**TASK:**
Reproduce the data that follows in its entirety, character for character.

Data records:
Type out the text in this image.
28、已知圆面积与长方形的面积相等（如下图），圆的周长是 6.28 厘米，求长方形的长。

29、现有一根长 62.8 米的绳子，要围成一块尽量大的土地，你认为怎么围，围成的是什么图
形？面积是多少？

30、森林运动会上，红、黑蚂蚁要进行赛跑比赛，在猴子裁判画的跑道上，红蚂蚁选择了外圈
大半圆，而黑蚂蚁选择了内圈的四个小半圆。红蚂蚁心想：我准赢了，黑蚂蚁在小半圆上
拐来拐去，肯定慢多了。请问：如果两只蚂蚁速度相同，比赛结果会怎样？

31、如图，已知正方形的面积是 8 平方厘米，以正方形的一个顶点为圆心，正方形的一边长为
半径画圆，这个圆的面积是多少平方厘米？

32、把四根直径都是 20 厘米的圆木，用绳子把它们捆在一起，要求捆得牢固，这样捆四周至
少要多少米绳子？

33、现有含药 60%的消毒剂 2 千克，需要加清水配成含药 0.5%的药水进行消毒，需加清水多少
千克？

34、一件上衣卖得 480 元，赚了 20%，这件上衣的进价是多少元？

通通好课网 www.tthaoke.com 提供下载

**THE COMPLETED TASK:**
Type out the text in this image.
28、已知圆面积与长方形的面积相等（如下图），圆的周长是 6.28 厘米，求长方形的长。

29、现有一根长 62.8 米的绳子，要围成一块尽量大的土地，你认为怎么围，围成的是什么图
形？面积是多少？

30、森林运动会上，红、黑蚂蚁要进行赛跑比赛，在猴子裁判画的跑道上，红蚂蚁选择了外圈
大半圆，而黑蚂蚁选择了内圈的四个小半圆。红蚂蚁心想：我准赢了，黑蚂蚁在小半圆上
拐来拐去，肯定慢多了。请问：如果两只蚂蚁速度相同，比赛结果会怎样？

31、如图，已知正方形的面积是 8 平方厘米，以正方形的一个顶点为圆心，正方形的一边长为
半径画圆，这个圆的面积是多少平方厘米？

32、把四根直径都是 20 厘米的圆木，用绳子把它们捆在一起，要求捆得牢固，这样捆四周至
少要多少米绳子？

33、现有含药 60%的消毒剂 2 千克，需要加清水配成含药 0.5%的药水进行消毒，需加清水多少
千克？

34、一件上衣卖得 480 元，赚了 20%，这件上衣的进价是多少元？

通通好课网 www.tthaoke.com 提供下载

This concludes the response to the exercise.